** Start of DATA TO USE **

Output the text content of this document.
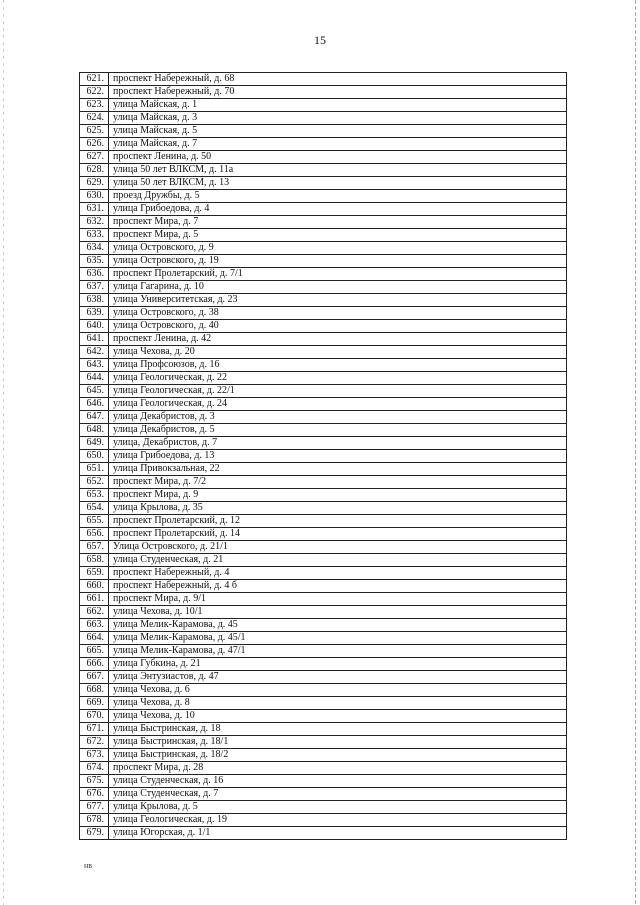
15
621.	проспект Набережный, д. 68
622.	проспект Набережный, д. 70
623.	улица Майская, д. 1
624.	улица Майская, д. 3
625.	улица Майская, д. 5
626.	улица Майская, д. 7
627.	проспект Ленина, д. 50
628.	улица 50 лет ВЛКСМ, д. 11а
629.	улица 50 лет ВЛКСМ, д. 13
630.	проезд Дружбы, д. 5
631.	улица Грибоедова, д. 4
632.	проспект Мира, д. 7
633.	проспект Мира, д. 5
634.	улица Островского, д. 9
635.	улица Островского, д. 19
636.	проспект Пролетарский, д. 7/1
637.	улица Гагарина, д. 10
638.	улица Университетская, д. 23
639.	улица Островского, д. 38
640.	улица Островского, д. 40
641.	проспект Ленина, д. 42
642.	улица Чехова, д. 20
643.	улица Профсоюзов, д. 16
644.	улица Геологическая, д. 22
645.	улица Геологическая, д. 22/1
646.	улица Геологическая, д. 24
647.	улица Декабристов, д. 3
648.	улица Декабристов, д. 5
649.	улица, Декабристов, д. 7
650.	улица Грибоедова, д. 13
651.	улица Привокзальная, 22
652.	проспект Мира, д. 7/2
653.	проспект Мира, д. 9
654.	улица Крылова, д. 35
655.	проспект Пролетарский, д. 12
656.	проспект Пролетарский, д. 14
657.	Улица Островского, д. 21/1
658.	улица Студенческая, д. 21
659.	проспект Набережный, д. 4
660.	проспект Набережный, д. 4 б
661.	проспект Мира, д. 9/1
662.	улица Чехова, д. 10/1
663.	улица Мелик-Карамова, д. 45
664.	улица Мелик-Карамова, д. 45/1
665.	улица Мелик-Карамова, д. 47/1
666.	улица Губкина, д. 21
667.	улица Энтузиастов, д. 47
668.	улица Чехова, д. 6
669.	улица Чехова, д. 8
670.	улица Чехова, д. 10
671.	улица Быстринская, д. 18
672.	улица Быстринская, д. 18/1
673.	улица Быстринская, д. 18/2
674.	проспект Мира, д. 28
675.	улица Студенческая, д. 16
676.	улица Студенческая, д. 7
677.	улица Крылова, д. 5
678.	улица Геологическая, д. 19
679.	улица Югорская, д. 1/1
нв
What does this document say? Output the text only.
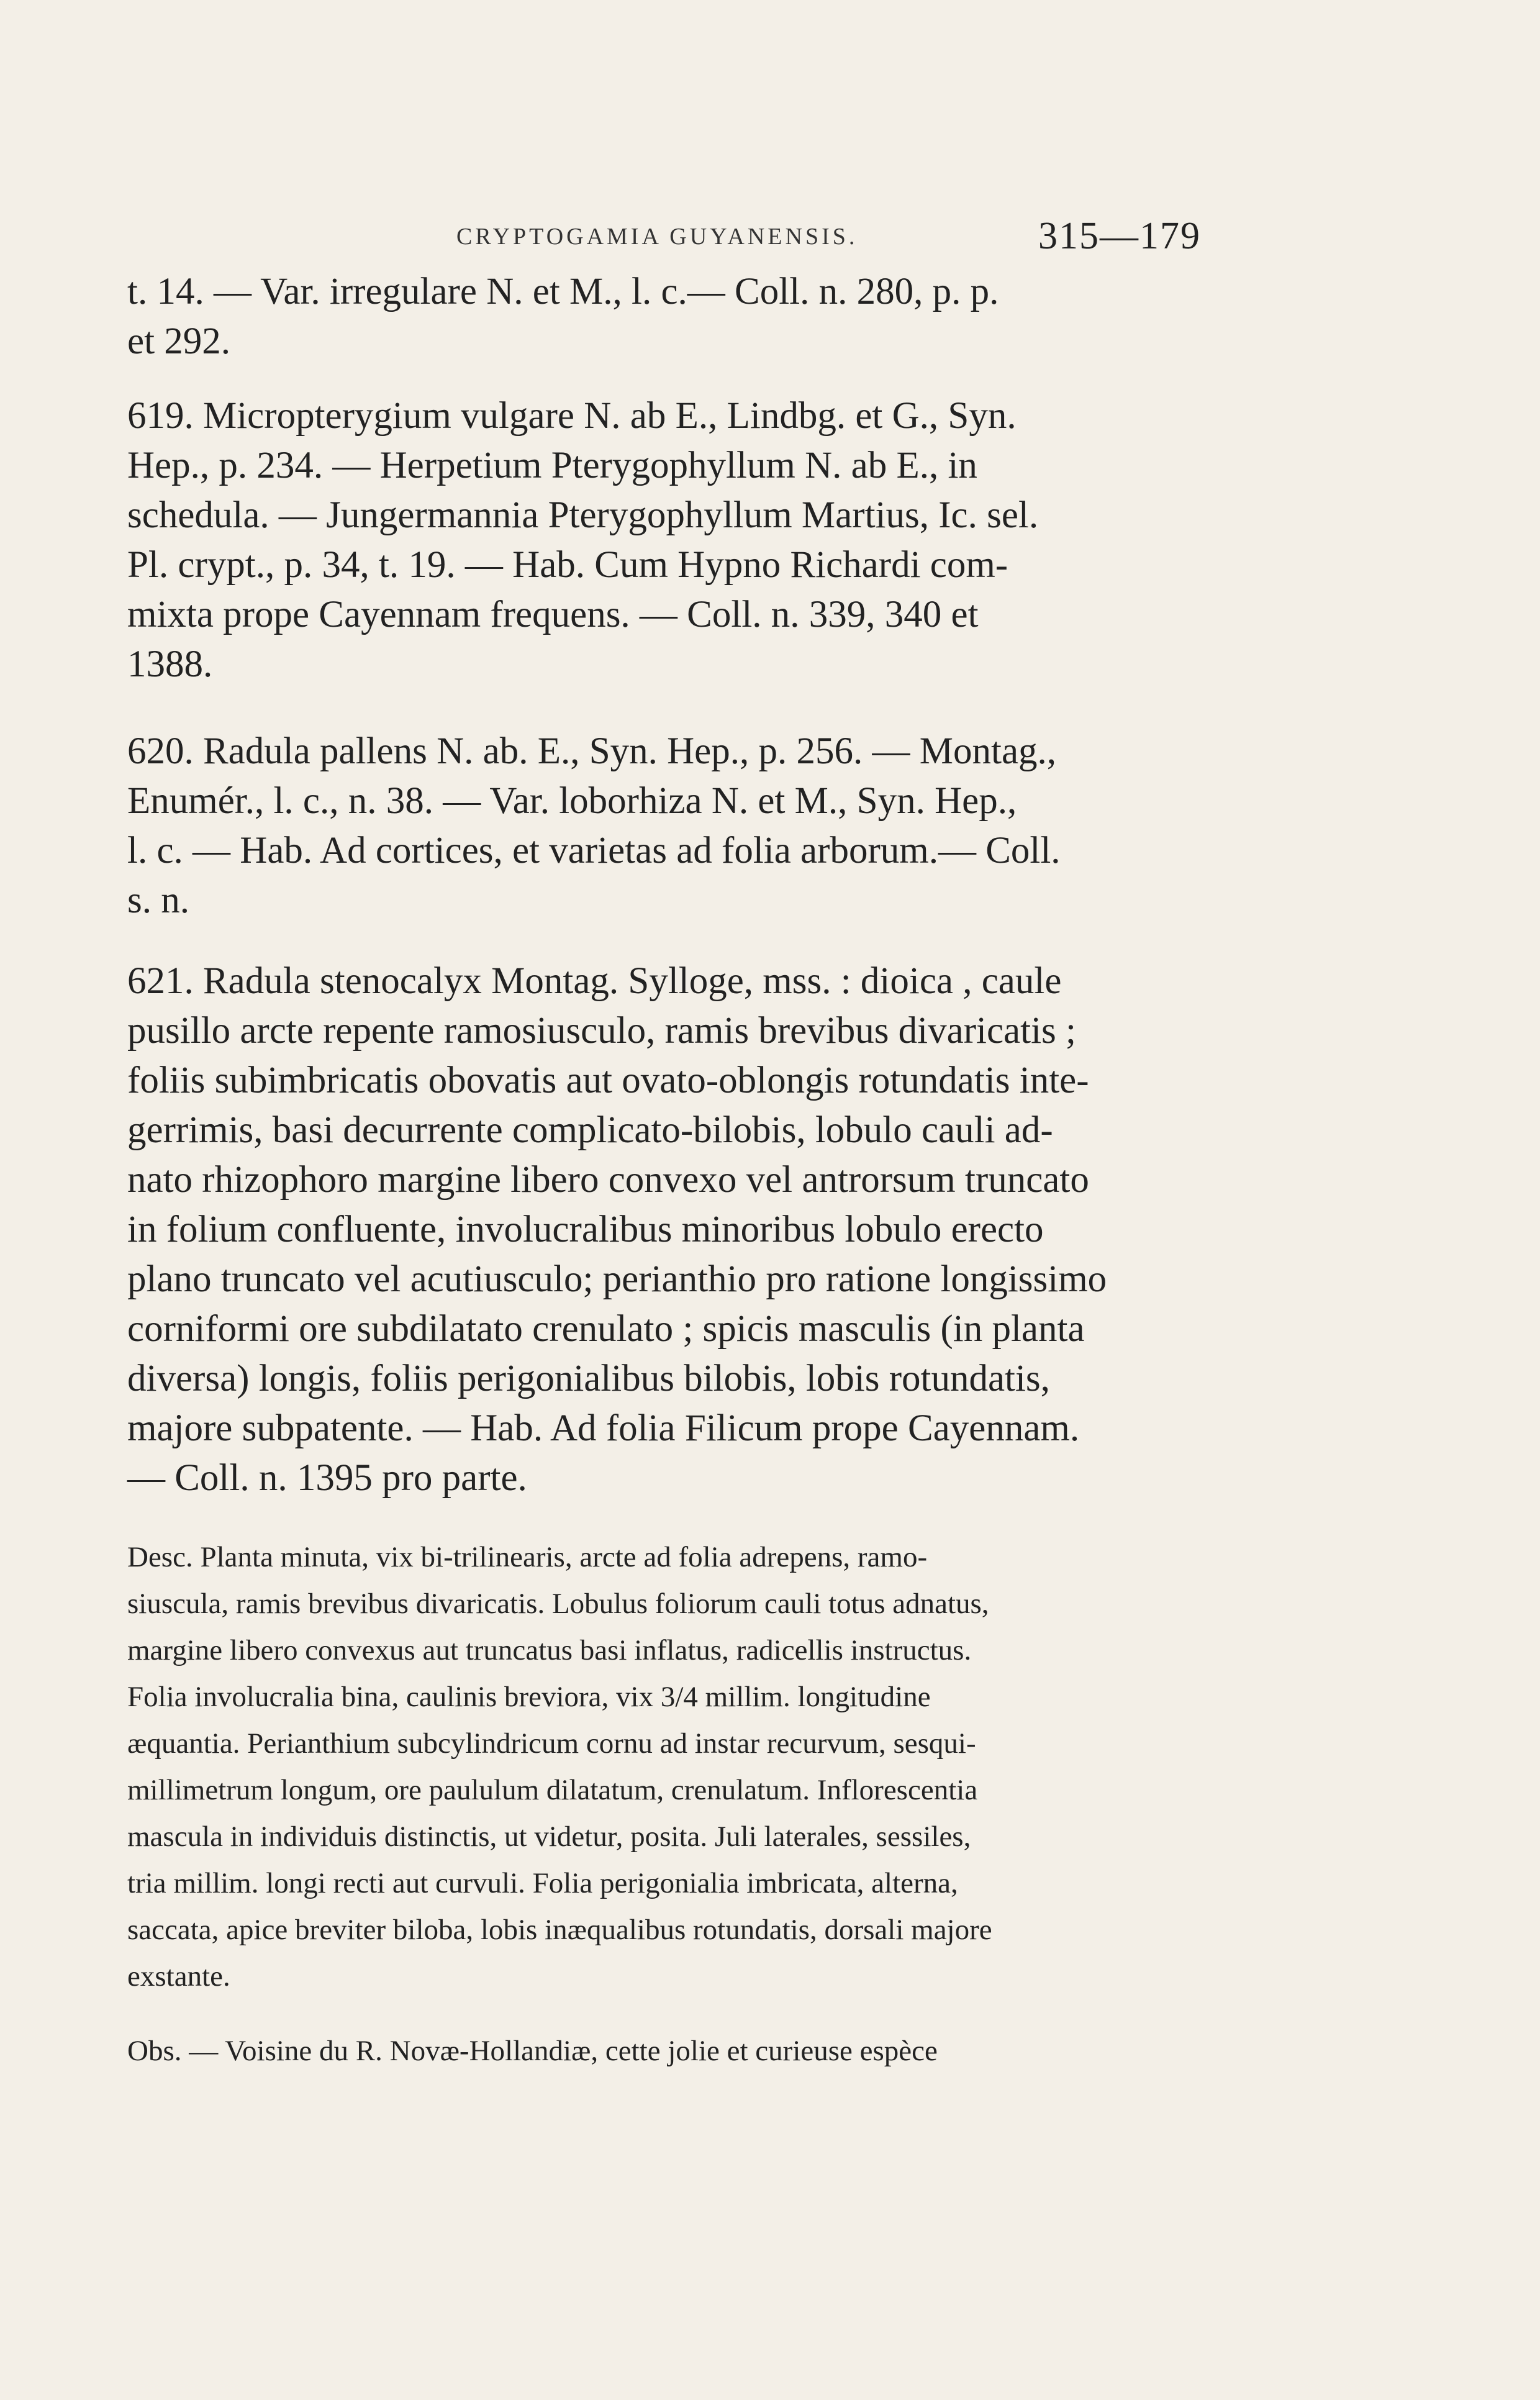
CRYPTOGAMIA GUYANENSIS.	315—179
t. 14. — Var. irregulare N. et M., l. c.— Coll. n. 280, p. p.
et 292.
619. Micropterygium vulgare N. ab E., Lindbg. et G., Syn.
Hep., p. 234. — Herpetium Pterygophyllum N. ab E., in
schedula. — Jungermannia Pterygophyllum Martius, Ic. sel.
Pl. crypt., p. 34, t. 19. — Hab. Cum Hypno Richardi com-
mixta prope Cayennam frequens. — Coll. n. 339, 340 et
1388.
620. Radula pallens N. ab. E., Syn. Hep., p. 256. — Montag.,
Enumér., l. c., n. 38. — Var. loborhiza N. et M., Syn. Hep.,
l. c. — Hab. Ad cortices, et varietas ad folia arborum.— Coll.
s. n.
621. Radula stenocalyx Montag. Sylloge, mss. : dioica , caule
pusillo arcte repente ramosiusculo, ramis brevibus divaricatis ;
foliis subimbricatis obovatis aut ovato-oblongis rotundatis inte-
gerrimis, basi decurrente complicato-bilobis, lobulo cauli ad-
nato rhizophoro margine libero convexo vel antrorsum truncato
in folium confluente, involucralibus minoribus lobulo erecto
plano truncato vel acutiusculo; perianthio pro ratione longissimo
corniformi ore subdilatato crenulato ; spicis masculis (in planta
diversa) longis, foliis perigonialibus bilobis, lobis rotundatis,
majore subpatente. — Hab. Ad folia Filicum prope Cayennam.
— Coll. n. 1395 pro parte.
Desc. Planta minuta, vix bi-trilinearis, arcte ad folia adrepens, ramo-
siuscula, ramis brevibus divaricatis. Lobulus foliorum cauli totus adnatus,
margine libero convexus aut truncatus basi inflatus, radicellis instructus.
Folia involucralia bina, caulinis breviora, vix 3/4 millim. longitudine
æquantia. Perianthium subcylindricum cornu ad instar recurvum, sesqui-
millimetrum longum, ore paululum dilatatum, crenulatum. Inflorescentia
mascula in individuis distinctis, ut videtur, posita. Juli laterales, sessiles,
tria millim. longi recti aut curvuli. Folia perigonialia imbricata, alterna,
saccata, apice breviter biloba, lobis inæqualibus rotundatis, dorsali majore
exstante.
Obs. — Voisine du R. Novæ-Hollandiæ, cette jolie et curieuse espèce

** End of DATA TO USE **

EXERCISE REQUIREMENTS => In the entries above, locate every line with the word "rotundatis" and copy it.

OUTPUT OF THE TASK =>
foliis subimbricatis obovatis aut ovato-oblongis rotundatis inte-
diversa) longis, foliis perigonialibus bilobis, lobis rotundatis,
saccata, apice breviter biloba, lobis inæqualibus rotundatis, dorsali majore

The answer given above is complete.